[Figure dataset records]
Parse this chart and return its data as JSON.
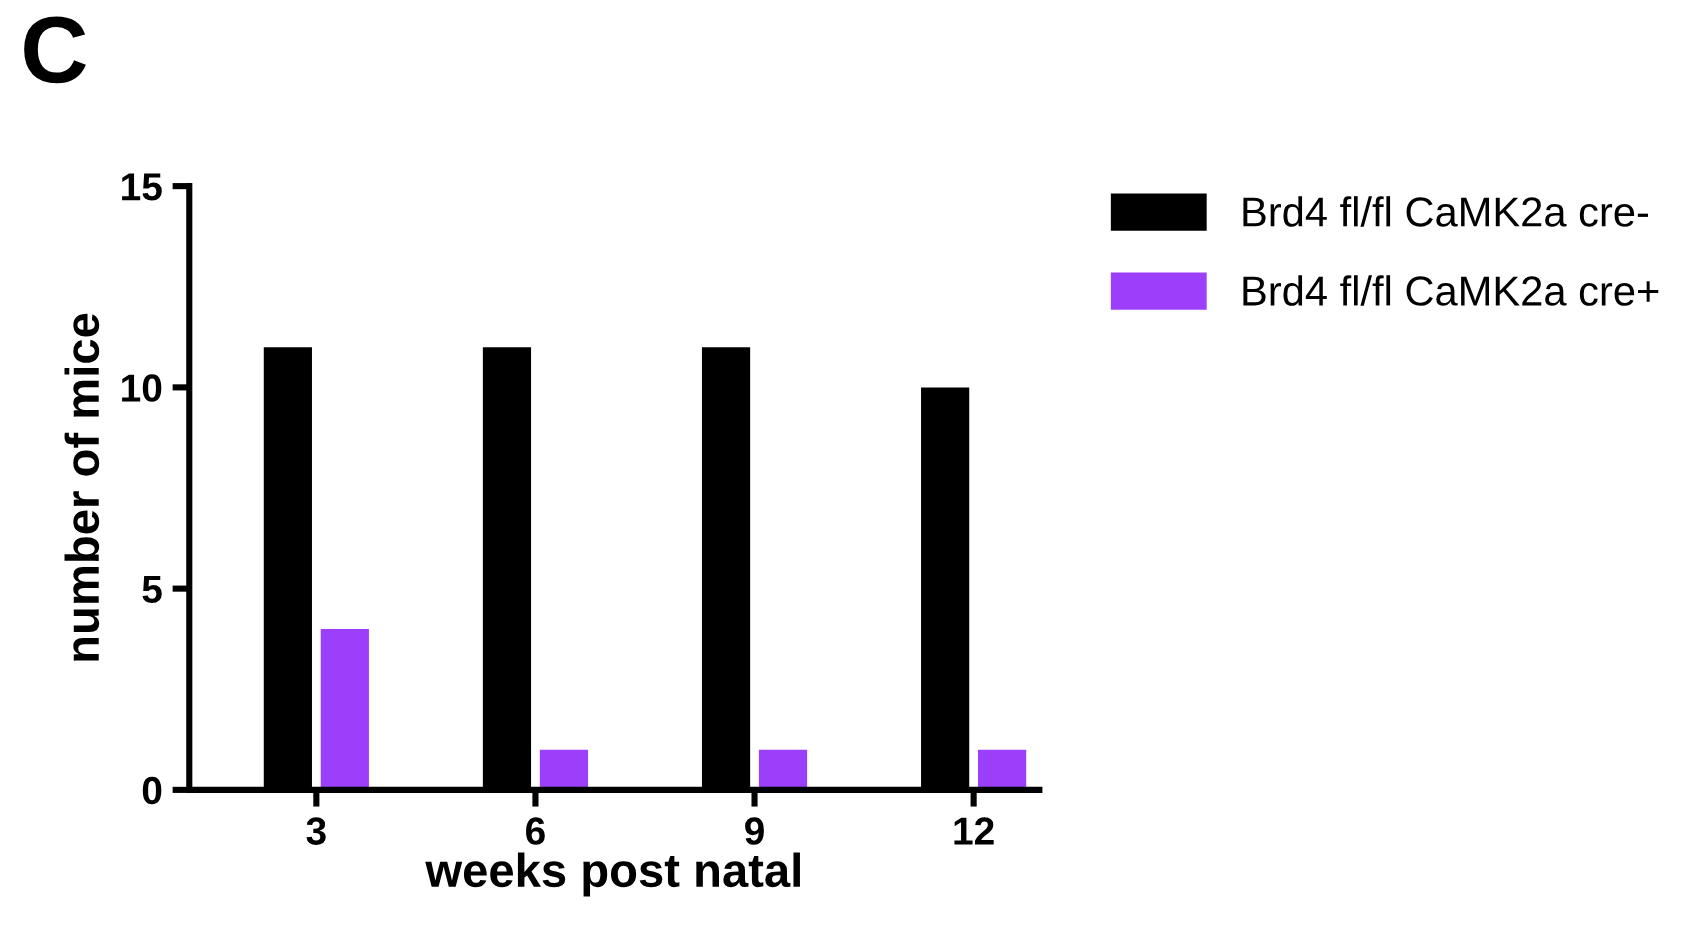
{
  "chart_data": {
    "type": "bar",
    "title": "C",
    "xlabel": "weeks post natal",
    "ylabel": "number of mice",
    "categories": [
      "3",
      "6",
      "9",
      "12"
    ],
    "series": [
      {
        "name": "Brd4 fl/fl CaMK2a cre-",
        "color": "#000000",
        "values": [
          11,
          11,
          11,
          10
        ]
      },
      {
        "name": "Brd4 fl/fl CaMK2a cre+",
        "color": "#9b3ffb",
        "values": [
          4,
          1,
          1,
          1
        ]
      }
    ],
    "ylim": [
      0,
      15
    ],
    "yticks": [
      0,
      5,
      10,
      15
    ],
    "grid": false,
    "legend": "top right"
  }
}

* * *

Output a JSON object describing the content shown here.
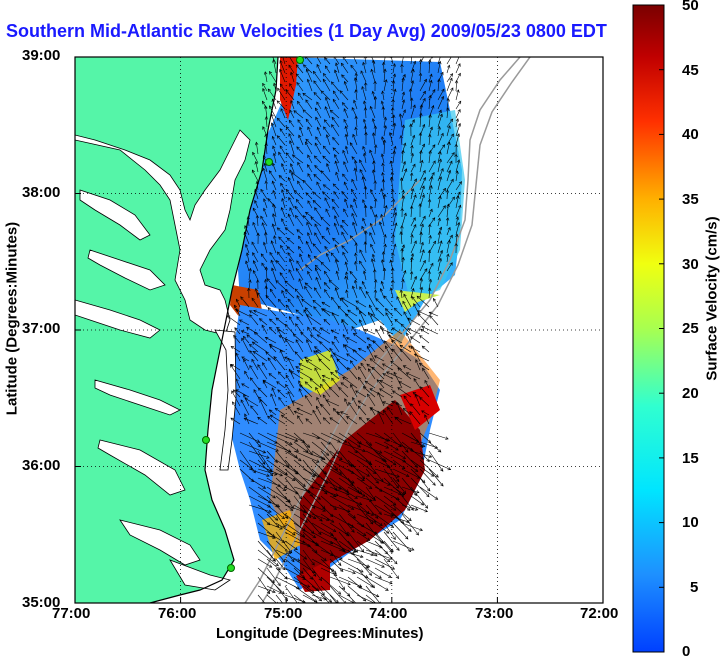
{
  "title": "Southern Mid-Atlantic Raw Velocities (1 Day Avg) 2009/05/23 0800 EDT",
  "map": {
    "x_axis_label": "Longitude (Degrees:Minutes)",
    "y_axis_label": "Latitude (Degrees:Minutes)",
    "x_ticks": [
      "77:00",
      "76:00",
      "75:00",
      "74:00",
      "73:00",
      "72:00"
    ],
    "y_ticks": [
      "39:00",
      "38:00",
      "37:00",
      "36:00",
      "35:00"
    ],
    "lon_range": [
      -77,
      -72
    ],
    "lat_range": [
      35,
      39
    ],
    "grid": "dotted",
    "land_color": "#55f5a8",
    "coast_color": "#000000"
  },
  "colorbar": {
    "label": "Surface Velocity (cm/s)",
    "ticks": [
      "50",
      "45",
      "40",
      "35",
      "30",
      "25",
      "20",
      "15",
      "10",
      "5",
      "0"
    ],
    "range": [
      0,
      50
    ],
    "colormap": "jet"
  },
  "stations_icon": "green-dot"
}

▶ WHAT THE TASK ASKS:
Give the count of lines in the records that contain "Minutes", and no other text.

▶ RESPONSE TO THIS TASK:
2